DIRECTION: Repeat the listing in full. Nothing may be added or left out.

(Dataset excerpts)
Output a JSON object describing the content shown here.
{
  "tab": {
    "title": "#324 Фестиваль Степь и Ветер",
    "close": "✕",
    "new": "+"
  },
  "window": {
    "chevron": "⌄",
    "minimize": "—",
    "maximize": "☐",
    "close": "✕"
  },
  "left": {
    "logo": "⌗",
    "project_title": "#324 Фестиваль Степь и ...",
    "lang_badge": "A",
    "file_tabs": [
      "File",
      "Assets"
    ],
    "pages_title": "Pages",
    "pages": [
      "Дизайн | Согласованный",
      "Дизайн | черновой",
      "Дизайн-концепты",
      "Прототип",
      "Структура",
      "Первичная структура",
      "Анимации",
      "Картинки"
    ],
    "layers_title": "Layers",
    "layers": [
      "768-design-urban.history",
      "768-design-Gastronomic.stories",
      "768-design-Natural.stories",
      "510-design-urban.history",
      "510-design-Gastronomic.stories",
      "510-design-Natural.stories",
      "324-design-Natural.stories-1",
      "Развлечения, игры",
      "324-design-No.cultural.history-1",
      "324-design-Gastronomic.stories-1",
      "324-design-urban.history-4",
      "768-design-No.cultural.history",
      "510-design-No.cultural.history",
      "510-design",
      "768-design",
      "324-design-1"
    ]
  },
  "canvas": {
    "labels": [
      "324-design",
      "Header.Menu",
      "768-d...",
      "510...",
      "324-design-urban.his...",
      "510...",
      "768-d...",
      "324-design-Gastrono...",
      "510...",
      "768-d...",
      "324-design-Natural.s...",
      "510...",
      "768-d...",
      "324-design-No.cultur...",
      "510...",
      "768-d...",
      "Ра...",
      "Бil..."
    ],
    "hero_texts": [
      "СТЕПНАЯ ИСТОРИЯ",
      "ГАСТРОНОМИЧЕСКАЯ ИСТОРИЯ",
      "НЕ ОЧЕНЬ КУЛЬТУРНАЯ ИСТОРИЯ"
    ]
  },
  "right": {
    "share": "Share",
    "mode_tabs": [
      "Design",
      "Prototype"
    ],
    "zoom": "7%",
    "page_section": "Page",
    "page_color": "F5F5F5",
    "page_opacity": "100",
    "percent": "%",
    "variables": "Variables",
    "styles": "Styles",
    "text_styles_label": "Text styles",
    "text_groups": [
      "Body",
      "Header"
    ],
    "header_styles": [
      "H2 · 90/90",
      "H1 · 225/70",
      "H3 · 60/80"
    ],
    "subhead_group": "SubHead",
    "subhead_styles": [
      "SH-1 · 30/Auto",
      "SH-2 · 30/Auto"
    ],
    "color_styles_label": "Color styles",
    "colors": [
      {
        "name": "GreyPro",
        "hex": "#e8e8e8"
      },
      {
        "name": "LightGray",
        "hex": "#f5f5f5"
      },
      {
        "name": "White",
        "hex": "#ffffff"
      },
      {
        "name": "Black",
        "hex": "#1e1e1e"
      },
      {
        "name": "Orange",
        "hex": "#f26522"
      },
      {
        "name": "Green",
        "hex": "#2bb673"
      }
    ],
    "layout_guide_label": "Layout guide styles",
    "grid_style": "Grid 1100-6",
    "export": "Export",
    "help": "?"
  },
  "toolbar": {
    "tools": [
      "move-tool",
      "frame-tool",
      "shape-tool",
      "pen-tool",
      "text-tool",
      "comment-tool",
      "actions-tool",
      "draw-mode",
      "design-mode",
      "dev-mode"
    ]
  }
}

RESULT OF THIS EXERCISE:
Output a JSON object describing the content shown here.
{
  "tab": {
    "title": "#324 Фестиваль Степь и Ветер",
    "close": "✕",
    "new": "+"
  },
  "window": {
    "chevron": "⌄",
    "minimize": "—",
    "maximize": "☐",
    "close": "✕"
  },
  "left": {
    "logo": "⌗",
    "project_title": "#324 Фестиваль Степь и ...",
    "lang_badge": "A",
    "file_tabs": [
      "File",
      "Assets"
    ],
    "pages_title": "Pages",
    "pages": [
      "Дизайн | Согласованный",
      "Дизайн | черновой",
      "Дизайн-концепты",
      "Прототип",
      "Структура",
      "Первичная структура",
      "Анимации",
      "Картинки"
    ],
    "layers_title": "Layers",
    "layers": [
      "768-design-urban.history",
      "768-design-Gastronomic.stories",
      "768-design-Natural.stories",
      "510-design-urban.history",
      "510-design-Gastronomic.stories",
      "510-design-Natural.stories",
      "324-design-Natural.stories-1",
      "Развлечения, игры",
      "324-design-No.cultural.history-1",
      "324-design-Gastronomic.stories-1",
      "324-design-urban.history-4",
      "768-design-No.cultural.history",
      "510-design-No.cultural.history",
      "510-design",
      "768-design",
      "324-design-1"
    ]
  },
  "canvas": {
    "labels": [
      "324-design",
      "Header.Menu",
      "768-d...",
      "510...",
      "324-design-urban.his...",
      "510...",
      "768-d...",
      "324-design-Gastrono...",
      "510...",
      "768-d...",
      "324-design-Natural.s...",
      "510...",
      "768-d...",
      "324-design-No.cultur...",
      "510...",
      "768-d...",
      "Ра...",
      "Бil..."
    ],
    "hero_texts": [
      "СТЕПНАЯ ИСТОРИЯ",
      "ГАСТРОНОМИЧЕСКАЯ ИСТОРИЯ",
      "НЕ ОЧЕНЬ КУЛЬТУРНАЯ ИСТОРИЯ"
    ]
  },
  "right": {
    "share": "Share",
    "mode_tabs": [
      "Design",
      "Prototype"
    ],
    "zoom": "7%",
    "page_section": "Page",
    "page_color": "F5F5F5",
    "page_opacity": "100",
    "percent": "%",
    "variables": "Variables",
    "styles": "Styles",
    "text_styles_label": "Text styles",
    "text_groups": [
      "Body",
      "Header"
    ],
    "header_styles": [
      "H2 · 90/90",
      "H1 · 225/70",
      "H3 · 60/80"
    ],
    "subhead_group": "SubHead",
    "subhead_styles": [
      "SH-1 · 30/Auto",
      "SH-2 · 30/Auto"
    ],
    "color_styles_label": "Color styles",
    "colors": [
      {
        "name": "GreyPro",
        "hex": "#e8e8e8"
      },
      {
        "name": "LightGray",
        "hex": "#f5f5f5"
      },
      {
        "name": "White",
        "hex": "#ffffff"
      },
      {
        "name": "Black",
        "hex": "#1e1e1e"
      },
      {
        "name": "Orange",
        "hex": "#f26522"
      },
      {
        "name": "Green",
        "hex": "#2bb673"
      }
    ],
    "layout_guide_label": "Layout guide styles",
    "grid_style": "Grid 1100-6",
    "export": "Export",
    "help": "?"
  },
  "toolbar": {
    "tools": [
      "move-tool",
      "frame-tool",
      "shape-tool",
      "pen-tool",
      "text-tool",
      "comment-tool",
      "actions-tool",
      "draw-mode",
      "design-mode",
      "dev-mode"
    ]
  }
}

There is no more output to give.